The records below must be retyped exactly.

#####

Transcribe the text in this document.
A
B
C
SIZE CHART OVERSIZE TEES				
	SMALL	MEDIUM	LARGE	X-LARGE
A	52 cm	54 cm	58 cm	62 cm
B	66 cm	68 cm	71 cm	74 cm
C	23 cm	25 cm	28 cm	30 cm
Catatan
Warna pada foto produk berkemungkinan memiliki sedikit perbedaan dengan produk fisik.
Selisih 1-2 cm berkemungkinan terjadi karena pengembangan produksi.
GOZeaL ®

#####

• RESPONSE BELOW:
Transcribe the text in this document.
A
B
C
SIZE CHART OVERSIZE TEES				
	SMALL	MEDIUM	LARGE	X-LARGE
A	52 cm	54 cm	58 cm	62 cm
B	66 cm	68 cm	71 cm	74 cm
C	23 cm	25 cm	28 cm	30 cm
Catatan
Warna pada foto produk berkemungkinan memiliki sedikit perbedaan dengan produk fisik.
Selisih 1-2 cm berkemungkinan terjadi karena pengembangan produksi.
GOZeaL ®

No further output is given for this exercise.